DIRECTION> Return all lines below containing the word "true".
+ + + +
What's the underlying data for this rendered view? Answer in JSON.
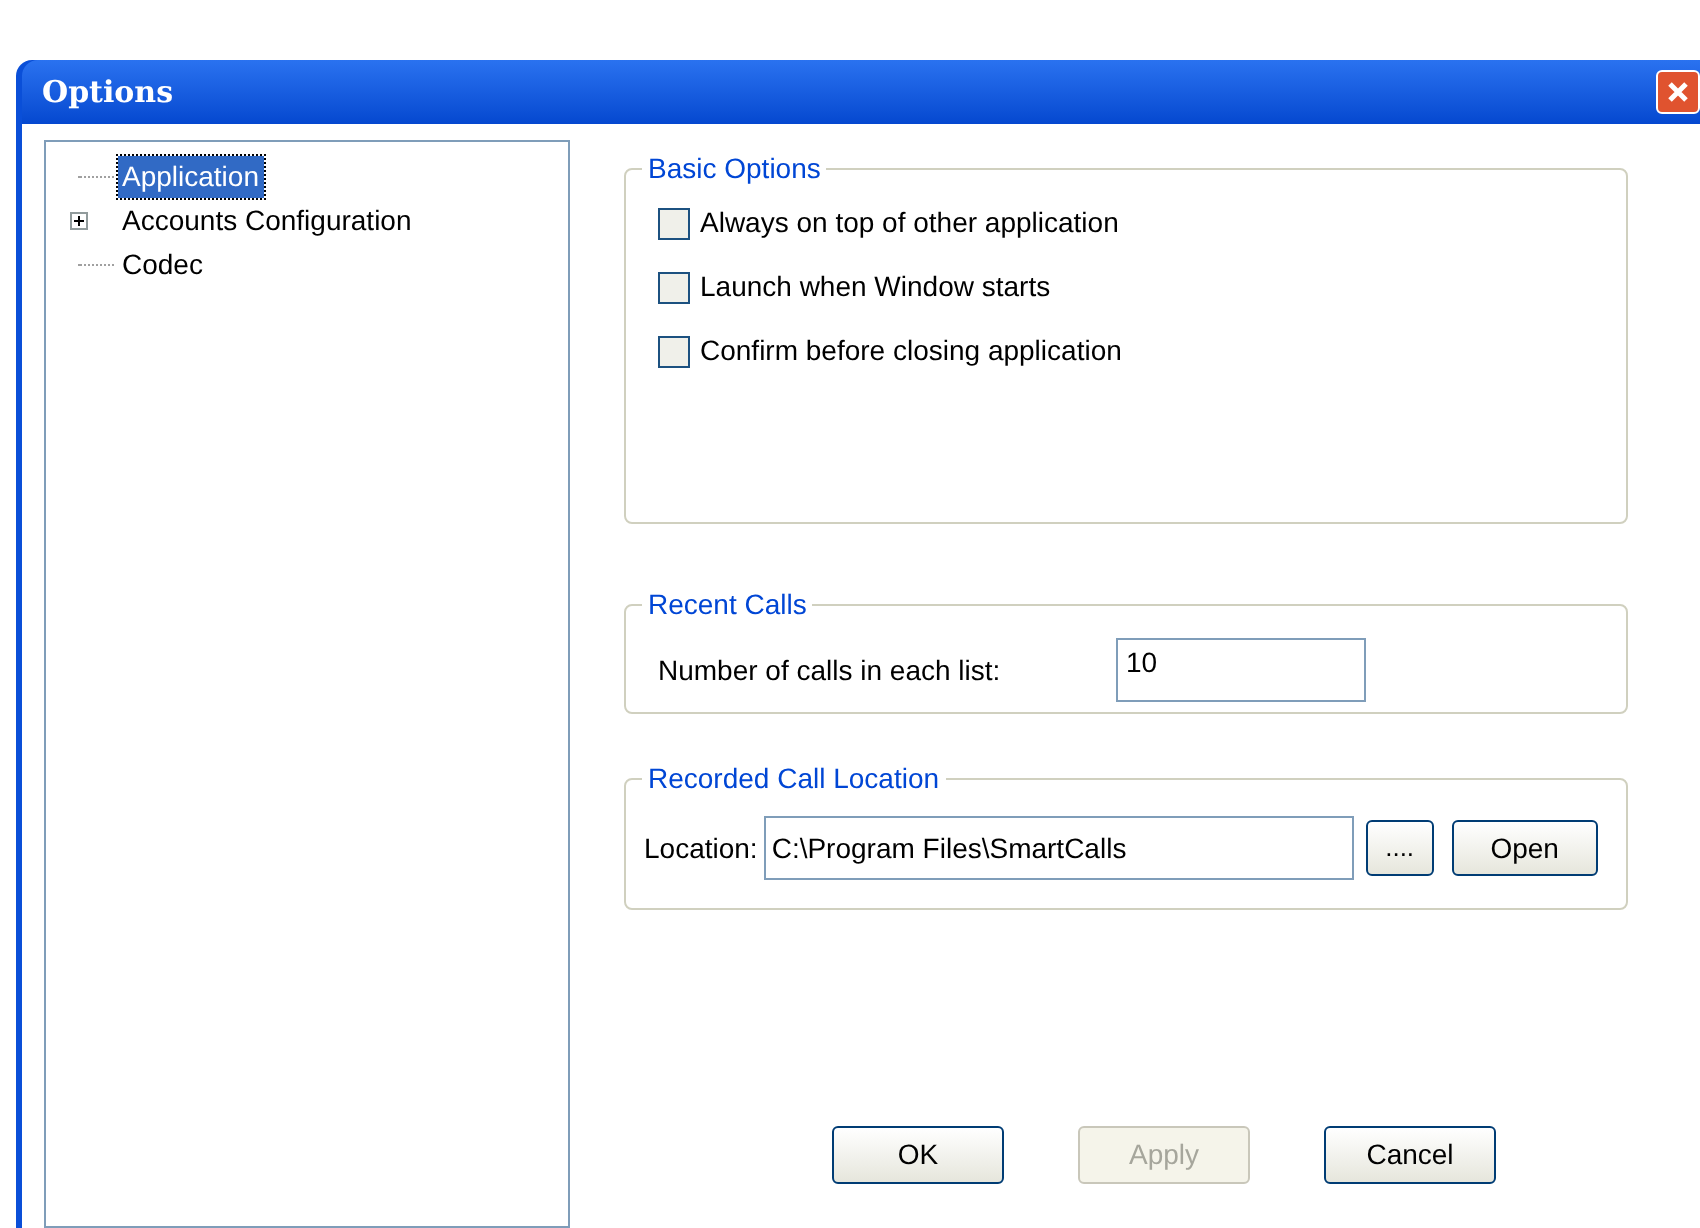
{
  "window": {
    "title": "Options"
  },
  "tree": [
    {
      "label": "Application",
      "selected": true
    },
    {
      "label": "Accounts Configuration",
      "selected": false,
      "expanded": false
    },
    {
      "label": "Codec",
      "selected": false
    }
  ],
  "basic_options": {
    "title": "Basic Options",
    "checkboxes": [
      {
        "label": "Always on top of other application",
        "checked": false
      },
      {
        "label": "Launch when Window starts",
        "checked": false
      },
      {
        "label": "Confirm before closing application",
        "checked": false
      }
    ]
  },
  "recent_calls": {
    "title": "Recent Calls",
    "label": "Number of calls in each list:",
    "value": "10"
  },
  "recorded_call_location": {
    "title": "Recorded Call Location",
    "label": "Location:",
    "value": "C:\\Program Files\\SmartCalls",
    "browse_button": "....",
    "open_button": "Open"
  },
  "buttons": [
    {
      "label": "OK",
      "disabled": false
    },
    {
      "label": "Apply",
      "disabled": true
    },
    {
      "label": "Cancel",
      "disabled": false
    }
  ]
}
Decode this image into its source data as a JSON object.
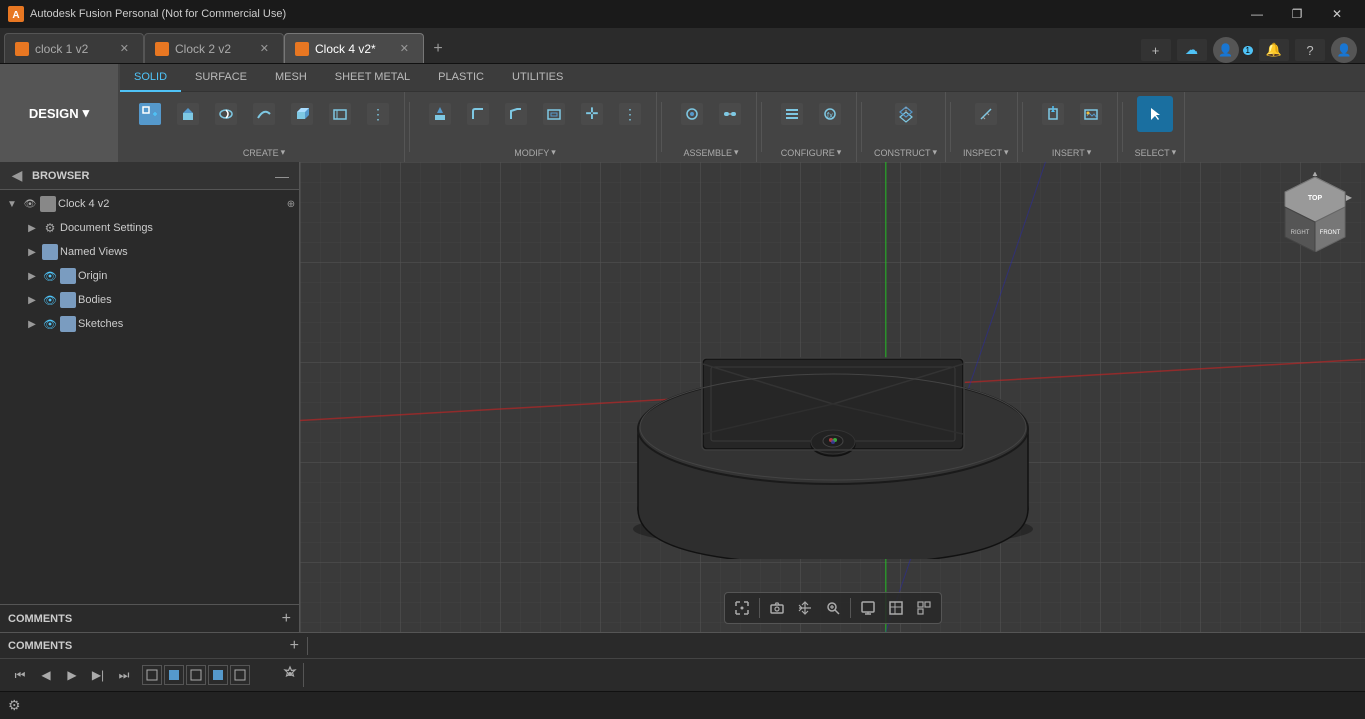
{
  "titlebar": {
    "app_name": "Autodesk Fusion Personal (Not for Commercial Use)",
    "win_minimize": "—",
    "win_maximize": "❐",
    "win_close": "✕"
  },
  "tabs": [
    {
      "id": "tab1",
      "label": "clock 1 v2",
      "icon_color": "orange",
      "active": false
    },
    {
      "id": "tab2",
      "label": "Clock 2 v2",
      "icon_color": "orange",
      "active": false
    },
    {
      "id": "tab3",
      "label": "Clock 4 v2*",
      "icon_color": "orange",
      "active": true
    }
  ],
  "tab_new_label": "+",
  "toolbar": {
    "design_label": "DESIGN",
    "design_arrow": "▾",
    "tabs": [
      "SOLID",
      "SURFACE",
      "MESH",
      "SHEET METAL",
      "PLASTIC",
      "UTILITIES"
    ],
    "active_tab": "SOLID",
    "groups": [
      {
        "id": "create",
        "label": "CREATE",
        "buttons": [
          {
            "icon": "⊕",
            "label": "",
            "title": "New Component"
          },
          {
            "icon": "⬜",
            "label": "",
            "title": "Extrude"
          },
          {
            "icon": "○",
            "label": "",
            "title": "Revolve"
          },
          {
            "icon": "⬡",
            "label": "",
            "title": "Sweep"
          },
          {
            "icon": "⊞",
            "label": "",
            "title": "Box"
          },
          {
            "icon": "◻",
            "label": "",
            "title": "Sketch"
          },
          {
            "icon": "↗",
            "label": "",
            "title": "Mirror"
          }
        ]
      },
      {
        "id": "modify",
        "label": "MODIFY",
        "buttons": [
          {
            "icon": "↻",
            "label": "",
            "title": "Press Pull"
          },
          {
            "icon": "⬟",
            "label": "",
            "title": "Fillet"
          },
          {
            "icon": "⬠",
            "label": "",
            "title": "Chamfer"
          },
          {
            "icon": "✦",
            "label": "",
            "title": "Shell"
          },
          {
            "icon": "⊠",
            "label": "",
            "title": "Move/Copy"
          },
          {
            "icon": "⊕",
            "label": "",
            "title": "Combine"
          }
        ]
      },
      {
        "id": "assemble",
        "label": "ASSEMBLE",
        "buttons": [
          {
            "icon": "⚙",
            "label": "",
            "title": "Joint"
          },
          {
            "icon": "⊞",
            "label": "",
            "title": "Motion Link"
          }
        ]
      },
      {
        "id": "configure",
        "label": "CONFIGURE",
        "buttons": [
          {
            "icon": "⊟",
            "label": "",
            "title": "Change Parameters"
          },
          {
            "icon": "⊞",
            "label": "",
            "title": "Create Rule"
          }
        ]
      },
      {
        "id": "construct",
        "label": "CONSTRUCT",
        "buttons": [
          {
            "icon": "⊘",
            "label": "",
            "title": "Offset Plane"
          }
        ]
      },
      {
        "id": "inspect",
        "label": "INSPECT",
        "buttons": [
          {
            "icon": "⊢",
            "label": "",
            "title": "Measure"
          }
        ]
      },
      {
        "id": "insert",
        "label": "INSERT",
        "buttons": [
          {
            "icon": "⊕",
            "label": "",
            "title": "Insert Derive"
          },
          {
            "icon": "🖼",
            "label": "",
            "title": "Insert Canvas"
          }
        ]
      },
      {
        "id": "select",
        "label": "SELECT",
        "active": true,
        "buttons": [
          {
            "icon": "↖",
            "label": "",
            "title": "Select"
          }
        ]
      }
    ]
  },
  "browser": {
    "title": "BROWSER",
    "collapse_icon": "—",
    "root": {
      "label": "Clock 4 v2",
      "options_icon": "⊕",
      "children": [
        {
          "label": "Document Settings",
          "icon": "gear"
        },
        {
          "label": "Named Views",
          "icon": "folder"
        },
        {
          "label": "Origin",
          "icon": "folder",
          "eye": true
        },
        {
          "label": "Bodies",
          "icon": "folder",
          "eye": true
        },
        {
          "label": "Sketches",
          "icon": "folder",
          "eye": true
        }
      ]
    }
  },
  "viewport": {
    "grid_color": "#4a4a4a"
  },
  "viewcube": {
    "top": "TOP",
    "front": "FRONT",
    "right": "RIGHT"
  },
  "comments": {
    "label": "COMMENTS",
    "add_icon": "+"
  },
  "timeline": {
    "buttons": [
      "⏮",
      "◀",
      "▶",
      "▶|",
      "⏭"
    ],
    "icon_prev_frame": "⏮",
    "icon_prev": "◀",
    "icon_play": "▶",
    "icon_next": "▶|",
    "icon_next_end": "⏭",
    "more_icon": "⊞"
  },
  "viewport_toolbar": {
    "buttons": [
      {
        "icon": "⊕",
        "title": "Fit to Screen"
      },
      {
        "icon": "📷",
        "title": "Capture"
      },
      {
        "icon": "✋",
        "title": "Pan"
      },
      {
        "icon": "🔍",
        "title": "Zoom"
      },
      {
        "icon": "⊕",
        "title": "Zoom Region"
      },
      {
        "icon": "⊟",
        "title": "Display Settings"
      },
      {
        "icon": "⊞",
        "title": "Grid"
      },
      {
        "icon": "⊟",
        "title": "Viewport"
      }
    ]
  },
  "status_bar": {
    "timeline_icons": [
      "⏮",
      "⏪",
      "▶",
      "⏩",
      "⏭"
    ],
    "animation_icons": [
      "⬜",
      "⬛",
      "⬜",
      "⬛",
      "⬜"
    ],
    "settings_icon": "⚙"
  }
}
+ + + +
PROBLEM SOLUTION>
      "selected": true
      "disabled": true
      "active": true
        "active": true,
          "eye": true
          "eye": true
          "eye": true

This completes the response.